> **Data entries**:
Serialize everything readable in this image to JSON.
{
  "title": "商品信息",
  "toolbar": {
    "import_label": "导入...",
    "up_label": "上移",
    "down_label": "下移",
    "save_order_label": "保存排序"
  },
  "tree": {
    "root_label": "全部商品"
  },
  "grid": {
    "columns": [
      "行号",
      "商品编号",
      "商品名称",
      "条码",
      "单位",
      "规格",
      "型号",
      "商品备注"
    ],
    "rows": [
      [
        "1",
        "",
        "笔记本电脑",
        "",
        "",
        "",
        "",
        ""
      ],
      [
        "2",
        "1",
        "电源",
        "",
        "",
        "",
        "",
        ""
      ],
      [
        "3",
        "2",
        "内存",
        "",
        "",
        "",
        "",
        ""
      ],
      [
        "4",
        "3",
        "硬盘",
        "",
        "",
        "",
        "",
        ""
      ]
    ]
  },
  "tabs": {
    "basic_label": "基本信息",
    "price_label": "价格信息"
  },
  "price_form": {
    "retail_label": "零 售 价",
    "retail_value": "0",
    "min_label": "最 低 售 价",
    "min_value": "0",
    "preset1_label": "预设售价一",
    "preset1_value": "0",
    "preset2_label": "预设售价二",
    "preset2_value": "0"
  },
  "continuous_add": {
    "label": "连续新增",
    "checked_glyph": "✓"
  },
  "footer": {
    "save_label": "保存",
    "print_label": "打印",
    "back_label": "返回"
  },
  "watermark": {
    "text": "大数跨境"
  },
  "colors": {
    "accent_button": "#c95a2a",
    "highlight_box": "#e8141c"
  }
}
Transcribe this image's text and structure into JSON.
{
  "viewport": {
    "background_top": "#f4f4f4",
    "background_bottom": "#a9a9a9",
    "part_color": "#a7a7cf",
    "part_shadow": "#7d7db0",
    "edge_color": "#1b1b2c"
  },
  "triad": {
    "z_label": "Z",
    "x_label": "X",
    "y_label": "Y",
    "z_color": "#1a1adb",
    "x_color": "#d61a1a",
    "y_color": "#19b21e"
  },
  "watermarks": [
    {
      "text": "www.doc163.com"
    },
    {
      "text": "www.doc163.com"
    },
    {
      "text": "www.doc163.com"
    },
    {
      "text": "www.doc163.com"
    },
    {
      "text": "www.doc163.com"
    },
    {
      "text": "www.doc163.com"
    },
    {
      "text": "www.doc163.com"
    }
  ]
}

> **Aim of the exercise**: Filter the records down to the lines that contain the string "JSON", and copy those lines.

> **Exercise answer**:
Serialize everything readable in this image to JSON.
Transcribe this image's text and structure into JSON.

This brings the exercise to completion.